**Available records**
::::::
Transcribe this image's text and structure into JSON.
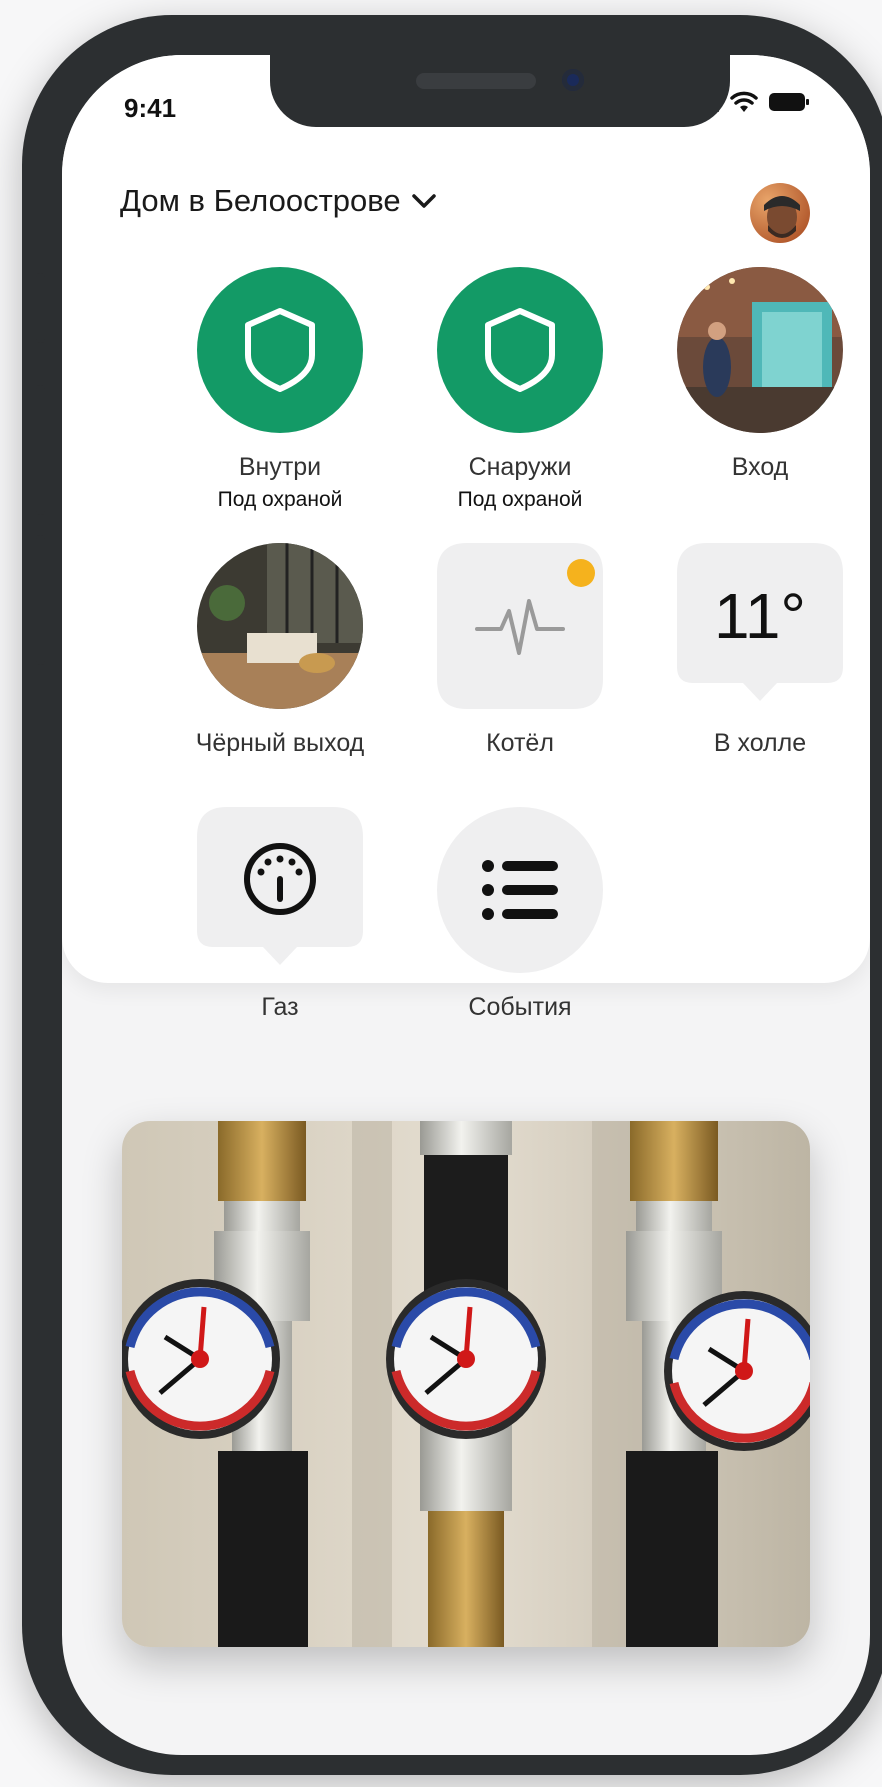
{
  "status": {
    "time": "9:41"
  },
  "header": {
    "title": "Дом в Белоострове"
  },
  "tiles": [
    {
      "label": "Внутри",
      "sub": "Под охраной"
    },
    {
      "label": "Снаружи",
      "sub": "Под охраной"
    },
    {
      "label": "Вход"
    },
    {
      "label": "Чёрный выход"
    },
    {
      "label": "Котёл"
    },
    {
      "label": "В холле",
      "value": "11°"
    },
    {
      "label": "Газ"
    },
    {
      "label": "События"
    }
  ],
  "colors": {
    "accent": "#139a66",
    "indicator": "#f5b21d",
    "frame": "#2c2f31"
  },
  "icons": [
    "shield-icon",
    "pulse-icon",
    "gauge-icon",
    "list-icon",
    "chevron-down-icon",
    "signal-icon",
    "wifi-icon",
    "battery-icon"
  ]
}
::::::
**Job**
Find all the lines containing "label" in the material, then copy them.

**Output**
      "label": "Внутри",
      "label": "Снаружи",
      "label": "Вход"
      "label": "Чёрный выход"
      "label": "Котёл"
      "label": "В холле",
      "label": "Газ"
      "label": "События"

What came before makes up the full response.